# Given problem
Copy out the complete listing, word for word.

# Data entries

_ _ _

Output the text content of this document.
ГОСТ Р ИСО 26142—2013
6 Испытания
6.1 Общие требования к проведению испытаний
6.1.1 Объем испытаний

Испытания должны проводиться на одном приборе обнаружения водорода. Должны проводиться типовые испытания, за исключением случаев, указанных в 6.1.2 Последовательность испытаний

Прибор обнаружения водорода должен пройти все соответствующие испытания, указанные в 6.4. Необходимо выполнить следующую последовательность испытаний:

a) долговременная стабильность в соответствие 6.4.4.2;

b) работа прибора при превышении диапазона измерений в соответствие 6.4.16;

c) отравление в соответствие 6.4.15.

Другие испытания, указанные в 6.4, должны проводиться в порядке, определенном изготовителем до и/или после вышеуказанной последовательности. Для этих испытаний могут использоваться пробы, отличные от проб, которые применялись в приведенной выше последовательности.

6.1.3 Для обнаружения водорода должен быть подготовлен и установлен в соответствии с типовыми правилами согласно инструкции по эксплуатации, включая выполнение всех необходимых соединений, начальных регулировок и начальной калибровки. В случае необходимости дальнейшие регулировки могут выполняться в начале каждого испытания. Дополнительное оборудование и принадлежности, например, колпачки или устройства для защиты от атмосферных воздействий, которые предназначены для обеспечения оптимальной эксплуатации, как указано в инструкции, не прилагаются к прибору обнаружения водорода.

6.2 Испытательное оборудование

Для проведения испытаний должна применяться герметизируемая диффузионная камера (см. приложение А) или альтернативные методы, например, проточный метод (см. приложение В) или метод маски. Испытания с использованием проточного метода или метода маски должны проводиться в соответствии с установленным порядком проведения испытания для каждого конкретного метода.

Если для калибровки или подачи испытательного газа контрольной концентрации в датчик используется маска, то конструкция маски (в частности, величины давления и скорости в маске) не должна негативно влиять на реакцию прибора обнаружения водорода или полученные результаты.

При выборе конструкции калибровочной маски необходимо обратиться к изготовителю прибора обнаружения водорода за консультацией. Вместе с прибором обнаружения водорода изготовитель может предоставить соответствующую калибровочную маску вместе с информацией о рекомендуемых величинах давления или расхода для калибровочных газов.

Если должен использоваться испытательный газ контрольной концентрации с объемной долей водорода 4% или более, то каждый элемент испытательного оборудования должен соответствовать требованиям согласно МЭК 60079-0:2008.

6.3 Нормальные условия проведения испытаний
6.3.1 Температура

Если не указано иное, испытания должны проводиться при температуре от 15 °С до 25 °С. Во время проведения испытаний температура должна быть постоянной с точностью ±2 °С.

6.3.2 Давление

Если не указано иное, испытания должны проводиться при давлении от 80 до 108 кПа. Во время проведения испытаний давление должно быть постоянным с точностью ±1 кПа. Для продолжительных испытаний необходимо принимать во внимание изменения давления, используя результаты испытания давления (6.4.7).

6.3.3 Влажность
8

_ _ _

# Solution below
Output the text content of this document.
ГОСТ Р ИСО 26142—2013
6 Испытания
6.1 Общие требования к проведению испытаний
6.1.1 Объем испытаний

Испытания должны проводиться на одном приборе обнаружения водорода. Должны проводиться типовые испытания, за исключением случаев, указанных в 6.1.2 Последовательность испытаний

Прибор обнаружения водорода должен пройти все соответствующие испытания, указанные в 6.4. Необходимо выполнить следующую последовательность испытаний:

a) долговременная стабильность в соответствие 6.4.4.2;

b) работа прибора при превышении диапазона измерений в соответствие 6.4.16;

c) отравление в соответствие 6.4.15.

Другие испытания, указанные в 6.4, должны проводиться в порядке, определенном изготовителем до и/или после вышеуказанной последовательности. Для этих испытаний могут использоваться пробы, отличные от проб, которые применялись в приведенной выше последовательности.

6.1.3 Для обнаружения водорода должен быть подготовлен и установлен в соответствии с типовыми правилами согласно инструкции по эксплуатации, включая выполнение всех необходимых соединений, начальных регулировок и начальной калибровки. В случае необходимости дальнейшие регулировки могут выполняться в начале каждого испытания. Дополнительное оборудование и принадлежности, например, колпачки или устройства для защиты от атмосферных воздействий, которые предназначены для обеспечения оптимальной эксплуатации, как указано в инструкции, не прилагаются к прибору обнаружения водорода.

6.2 Испытательное оборудование

Для проведения испытаний должна применяться герметизируемая диффузионная камера (см. приложение А) или альтернативные методы, например, проточный метод (см. приложение В) или метод маски. Испытания с использованием проточного метода или метода маски должны проводиться в соответствии с установленным порядком проведения испытания для каждого конкретного метода.

Если для калибровки или подачи испытательного газа контрольной концентрации в датчик используется маска, то конструкция маски (в частности, величины давления и скорости в маске) не должна негативно влиять на реакцию прибора обнаружения водорода или полученные результаты.

При выборе конструкции калибровочной маски необходимо обратиться к изготовителю прибора обнаружения водорода за консультацией. Вместе с прибором обнаружения водорода изготовитель может предоставить соответствующую калибровочную маску вместе с информацией о рекомендуемых величинах давления или расхода для калибровочных газов.

Если должен использоваться испытательный газ контрольной концентрации с объемной долей водорода 4% или более, то каждый элемент испытательного оборудования должен соответствовать требованиям согласно МЭК 60079-0:2008.

6.3 Нормальные условия проведения испытаний
6.3.1 Температура

Если не указано иное, испытания должны проводиться при температуре от 15 °С до 25 °С. Во время проведения испытаний температура должна быть постоянной с точностью ±2 °С.

6.3.2 Давление

Если не указано иное, испытания должны проводиться при давлении от 80 до 108 кПа. Во время проведения испытаний давление должно быть постоянным с точностью ±1 кПа. Для продолжительных испытаний необходимо принимать во внимание изменения давления, используя результаты испытания давления (6.4.7).

6.3.3 Влажность
8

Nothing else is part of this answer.